-- Start Recorded data --

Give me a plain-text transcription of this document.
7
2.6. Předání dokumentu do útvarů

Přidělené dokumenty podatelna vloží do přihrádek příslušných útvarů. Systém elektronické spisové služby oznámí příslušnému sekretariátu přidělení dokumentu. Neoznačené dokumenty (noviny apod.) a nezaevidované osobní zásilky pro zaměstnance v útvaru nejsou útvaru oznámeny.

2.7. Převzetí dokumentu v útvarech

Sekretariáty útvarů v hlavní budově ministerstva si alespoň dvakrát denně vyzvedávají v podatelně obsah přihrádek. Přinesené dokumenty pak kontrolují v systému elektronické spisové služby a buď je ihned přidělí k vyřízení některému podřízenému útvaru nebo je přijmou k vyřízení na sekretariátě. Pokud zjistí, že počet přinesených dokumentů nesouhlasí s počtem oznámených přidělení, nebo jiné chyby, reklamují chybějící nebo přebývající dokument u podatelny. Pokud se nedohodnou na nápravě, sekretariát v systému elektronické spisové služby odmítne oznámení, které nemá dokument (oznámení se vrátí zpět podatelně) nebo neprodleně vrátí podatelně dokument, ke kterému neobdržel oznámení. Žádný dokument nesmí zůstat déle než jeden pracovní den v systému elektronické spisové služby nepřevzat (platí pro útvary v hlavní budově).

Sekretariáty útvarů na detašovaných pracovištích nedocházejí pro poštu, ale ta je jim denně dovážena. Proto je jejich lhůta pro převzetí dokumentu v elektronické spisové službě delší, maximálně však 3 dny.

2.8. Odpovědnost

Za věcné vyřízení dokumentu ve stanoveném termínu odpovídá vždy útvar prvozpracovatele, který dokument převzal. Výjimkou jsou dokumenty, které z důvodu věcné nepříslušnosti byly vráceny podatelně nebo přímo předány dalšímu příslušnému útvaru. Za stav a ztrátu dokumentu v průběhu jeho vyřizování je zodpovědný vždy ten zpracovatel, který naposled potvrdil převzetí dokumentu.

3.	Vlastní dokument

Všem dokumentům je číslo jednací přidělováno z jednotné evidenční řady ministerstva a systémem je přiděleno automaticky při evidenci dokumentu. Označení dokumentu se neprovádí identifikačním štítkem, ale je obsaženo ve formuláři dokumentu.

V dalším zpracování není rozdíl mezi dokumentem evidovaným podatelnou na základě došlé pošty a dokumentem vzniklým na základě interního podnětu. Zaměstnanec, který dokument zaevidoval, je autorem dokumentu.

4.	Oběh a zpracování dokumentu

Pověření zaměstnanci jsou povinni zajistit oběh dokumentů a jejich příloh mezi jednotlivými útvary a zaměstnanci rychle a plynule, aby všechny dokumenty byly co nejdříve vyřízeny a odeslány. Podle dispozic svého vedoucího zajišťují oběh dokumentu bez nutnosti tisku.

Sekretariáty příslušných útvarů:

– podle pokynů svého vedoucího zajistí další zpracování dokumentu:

-- End Recorded data --

Extract all of the data shown above without alteration.

» Output of the task
Give me a plain-text transcription of this document.
7
2.6. Předání dokumentu do útvarů

Přidělené dokumenty podatelna vloží do přihrádek příslušných útvarů. Systém elektronické spisové služby oznámí příslušnému sekretariátu přidělení dokumentu. Neoznačené dokumenty (noviny apod.) a nezaevidované osobní zásilky pro zaměstnance v útvaru nejsou útvaru oznámeny.

2.7. Převzetí dokumentu v útvarech

Sekretariáty útvarů v hlavní budově ministerstva si alespoň dvakrát denně vyzvedávají v podatelně obsah přihrádek. Přinesené dokumenty pak kontrolují v systému elektronické spisové služby a buď je ihned přidělí k vyřízení některému podřízenému útvaru nebo je přijmou k vyřízení na sekretariátě. Pokud zjistí, že počet přinesených dokumentů nesouhlasí s počtem oznámených přidělení, nebo jiné chyby, reklamují chybějící nebo přebývající dokument u podatelny. Pokud se nedohodnou na nápravě, sekretariát v systému elektronické spisové služby odmítne oznámení, které nemá dokument (oznámení se vrátí zpět podatelně) nebo neprodleně vrátí podatelně dokument, ke kterému neobdržel oznámení. Žádný dokument nesmí zůstat déle než jeden pracovní den v systému elektronické spisové služby nepřevzat (platí pro útvary v hlavní budově).

Sekretariáty útvarů na detašovaných pracovištích nedocházejí pro poštu, ale ta je jim denně dovážena. Proto je jejich lhůta pro převzetí dokumentu v elektronické spisové službě delší, maximálně však 3 dny.

2.8. Odpovědnost

Za věcné vyřízení dokumentu ve stanoveném termínu odpovídá vždy útvar prvozpracovatele, který dokument převzal. Výjimkou jsou dokumenty, které z důvodu věcné nepříslušnosti byly vráceny podatelně nebo přímo předány dalšímu příslušnému útvaru. Za stav a ztrátu dokumentu v průběhu jeho vyřizování je zodpovědný vždy ten zpracovatel, který naposled potvrdil převzetí dokumentu.

3.	Vlastní dokument

Všem dokumentům je číslo jednací přidělováno z jednotné evidenční řady ministerstva a systémem je přiděleno automaticky při evidenci dokumentu. Označení dokumentu se neprovádí identifikačním štítkem, ale je obsaženo ve formuláři dokumentu.

V dalším zpracování není rozdíl mezi dokumentem evidovaným podatelnou na základě došlé pošty a dokumentem vzniklým na základě interního podnětu. Zaměstnanec, který dokument zaevidoval, je autorem dokumentu.

4.	Oběh a zpracování dokumentu

Pověření zaměstnanci jsou povinni zajistit oběh dokumentů a jejich příloh mezi jednotlivými útvary a zaměstnanci rychle a plynule, aby všechny dokumenty byly co nejdříve vyřízeny a odeslány. Podle dispozic svého vedoucího zajišťují oběh dokumentu bez nutnosti tisku.

Sekretariáty příslušných útvarů:

– podle pokynů svého vedoucího zajistí další zpracování dokumentu:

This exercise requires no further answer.